Supplied entries:
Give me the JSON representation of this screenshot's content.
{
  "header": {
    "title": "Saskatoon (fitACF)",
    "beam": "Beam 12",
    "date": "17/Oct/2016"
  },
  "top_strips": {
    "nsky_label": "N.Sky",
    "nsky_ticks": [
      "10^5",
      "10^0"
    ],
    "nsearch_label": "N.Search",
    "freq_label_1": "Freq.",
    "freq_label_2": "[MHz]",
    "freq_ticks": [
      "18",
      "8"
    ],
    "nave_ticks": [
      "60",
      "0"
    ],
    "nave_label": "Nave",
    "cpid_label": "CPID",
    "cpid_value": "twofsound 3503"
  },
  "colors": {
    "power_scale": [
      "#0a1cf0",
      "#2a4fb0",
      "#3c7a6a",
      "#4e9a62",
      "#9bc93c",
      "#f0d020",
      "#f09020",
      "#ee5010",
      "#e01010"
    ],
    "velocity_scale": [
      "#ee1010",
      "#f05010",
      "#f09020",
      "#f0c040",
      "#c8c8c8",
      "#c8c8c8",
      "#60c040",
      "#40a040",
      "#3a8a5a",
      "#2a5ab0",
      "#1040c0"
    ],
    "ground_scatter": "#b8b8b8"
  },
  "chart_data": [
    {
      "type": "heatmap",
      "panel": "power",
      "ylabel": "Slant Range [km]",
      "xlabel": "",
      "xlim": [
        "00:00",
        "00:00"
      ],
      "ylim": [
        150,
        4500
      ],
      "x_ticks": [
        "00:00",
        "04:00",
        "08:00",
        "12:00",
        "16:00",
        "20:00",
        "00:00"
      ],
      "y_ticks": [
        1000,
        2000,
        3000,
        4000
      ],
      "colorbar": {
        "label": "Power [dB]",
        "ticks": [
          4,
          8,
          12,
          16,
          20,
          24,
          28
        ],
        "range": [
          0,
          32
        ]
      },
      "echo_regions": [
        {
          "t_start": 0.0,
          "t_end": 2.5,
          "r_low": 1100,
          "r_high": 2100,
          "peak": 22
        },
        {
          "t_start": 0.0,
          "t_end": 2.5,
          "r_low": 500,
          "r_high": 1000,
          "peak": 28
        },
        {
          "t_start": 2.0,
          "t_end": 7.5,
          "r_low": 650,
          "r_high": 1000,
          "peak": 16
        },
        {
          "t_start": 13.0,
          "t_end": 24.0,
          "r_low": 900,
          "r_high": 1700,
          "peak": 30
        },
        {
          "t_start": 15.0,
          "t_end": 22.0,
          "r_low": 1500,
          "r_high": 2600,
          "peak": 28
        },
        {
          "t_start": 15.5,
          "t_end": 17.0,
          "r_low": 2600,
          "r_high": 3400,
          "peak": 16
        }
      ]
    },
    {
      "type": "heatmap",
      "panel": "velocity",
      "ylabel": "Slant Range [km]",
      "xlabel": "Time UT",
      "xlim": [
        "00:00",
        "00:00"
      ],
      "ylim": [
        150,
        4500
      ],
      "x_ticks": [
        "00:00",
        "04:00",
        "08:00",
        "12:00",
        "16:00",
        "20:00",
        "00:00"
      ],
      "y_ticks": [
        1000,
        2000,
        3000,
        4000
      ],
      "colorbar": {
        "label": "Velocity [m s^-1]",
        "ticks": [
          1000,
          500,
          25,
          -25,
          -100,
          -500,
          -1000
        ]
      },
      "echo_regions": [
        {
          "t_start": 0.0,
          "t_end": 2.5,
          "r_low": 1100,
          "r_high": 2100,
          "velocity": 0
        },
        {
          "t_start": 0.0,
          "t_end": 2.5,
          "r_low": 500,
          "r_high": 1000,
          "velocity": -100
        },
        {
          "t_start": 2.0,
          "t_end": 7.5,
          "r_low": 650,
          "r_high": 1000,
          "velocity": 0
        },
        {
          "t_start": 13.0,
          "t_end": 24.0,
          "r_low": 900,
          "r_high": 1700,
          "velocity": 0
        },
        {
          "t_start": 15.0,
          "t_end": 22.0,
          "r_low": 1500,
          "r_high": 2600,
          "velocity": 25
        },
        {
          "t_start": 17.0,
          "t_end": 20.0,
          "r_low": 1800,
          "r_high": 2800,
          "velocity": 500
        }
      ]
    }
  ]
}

Exercise: Return the full listing, character for character.

Written answer:
Give me the JSON representation of this screenshot's content.
{
  "header": {
    "title": "Saskatoon (fitACF)",
    "beam": "Beam 12",
    "date": "17/Oct/2016"
  },
  "top_strips": {
    "nsky_label": "N.Sky",
    "nsky_ticks": [
      "10^5",
      "10^0"
    ],
    "nsearch_label": "N.Search",
    "freq_label_1": "Freq.",
    "freq_label_2": "[MHz]",
    "freq_ticks": [
      "18",
      "8"
    ],
    "nave_ticks": [
      "60",
      "0"
    ],
    "nave_label": "Nave",
    "cpid_label": "CPID",
    "cpid_value": "twofsound 3503"
  },
  "colors": {
    "power_scale": [
      "#0a1cf0",
      "#2a4fb0",
      "#3c7a6a",
      "#4e9a62",
      "#9bc93c",
      "#f0d020",
      "#f09020",
      "#ee5010",
      "#e01010"
    ],
    "velocity_scale": [
      "#ee1010",
      "#f05010",
      "#f09020",
      "#f0c040",
      "#c8c8c8",
      "#c8c8c8",
      "#60c040",
      "#40a040",
      "#3a8a5a",
      "#2a5ab0",
      "#1040c0"
    ],
    "ground_scatter": "#b8b8b8"
  },
  "chart_data": [
    {
      "type": "heatmap",
      "panel": "power",
      "ylabel": "Slant Range [km]",
      "xlabel": "",
      "xlim": [
        "00:00",
        "00:00"
      ],
      "ylim": [
        150,
        4500
      ],
      "x_ticks": [
        "00:00",
        "04:00",
        "08:00",
        "12:00",
        "16:00",
        "20:00",
        "00:00"
      ],
      "y_ticks": [
        1000,
        2000,
        3000,
        4000
      ],
      "colorbar": {
        "label": "Power [dB]",
        "ticks": [
          4,
          8,
          12,
          16,
          20,
          24,
          28
        ],
        "range": [
          0,
          32
        ]
      },
      "echo_regions": [
        {
          "t_start": 0.0,
          "t_end": 2.5,
          "r_low": 1100,
          "r_high": 2100,
          "peak": 22
        },
        {
          "t_start": 0.0,
          "t_end": 2.5,
          "r_low": 500,
          "r_high": 1000,
          "peak": 28
        },
        {
          "t_start": 2.0,
          "t_end": 7.5,
          "r_low": 650,
          "r_high": 1000,
          "peak": 16
        },
        {
          "t_start": 13.0,
          "t_end": 24.0,
          "r_low": 900,
          "r_high": 1700,
          "peak": 30
        },
        {
          "t_start": 15.0,
          "t_end": 22.0,
          "r_low": 1500,
          "r_high": 2600,
          "peak": 28
        },
        {
          "t_start": 15.5,
          "t_end": 17.0,
          "r_low": 2600,
          "r_high": 3400,
          "peak": 16
        }
      ]
    },
    {
      "type": "heatmap",
      "panel": "velocity",
      "ylabel": "Slant Range [km]",
      "xlabel": "Time UT",
      "xlim": [
        "00:00",
        "00:00"
      ],
      "ylim": [
        150,
        4500
      ],
      "x_ticks": [
        "00:00",
        "04:00",
        "08:00",
        "12:00",
        "16:00",
        "20:00",
        "00:00"
      ],
      "y_ticks": [
        1000,
        2000,
        3000,
        4000
      ],
      "colorbar": {
        "label": "Velocity [m s^-1]",
        "ticks": [
          1000,
          500,
          25,
          -25,
          -100,
          -500,
          -1000
        ]
      },
      "echo_regions": [
        {
          "t_start": 0.0,
          "t_end": 2.5,
          "r_low": 1100,
          "r_high": 2100,
          "velocity": 0
        },
        {
          "t_start": 0.0,
          "t_end": 2.5,
          "r_low": 500,
          "r_high": 1000,
          "velocity": -100
        },
        {
          "t_start": 2.0,
          "t_end": 7.5,
          "r_low": 650,
          "r_high": 1000,
          "velocity": 0
        },
        {
          "t_start": 13.0,
          "t_end": 24.0,
          "r_low": 900,
          "r_high": 1700,
          "velocity": 0
        },
        {
          "t_start": 15.0,
          "t_end": 22.0,
          "r_low": 1500,
          "r_high": 2600,
          "velocity": 25
        },
        {
          "t_start": 17.0,
          "t_end": 20.0,
          "r_low": 1800,
          "r_high": 2800,
          "velocity": 500
        }
      ]
    }
  ]
}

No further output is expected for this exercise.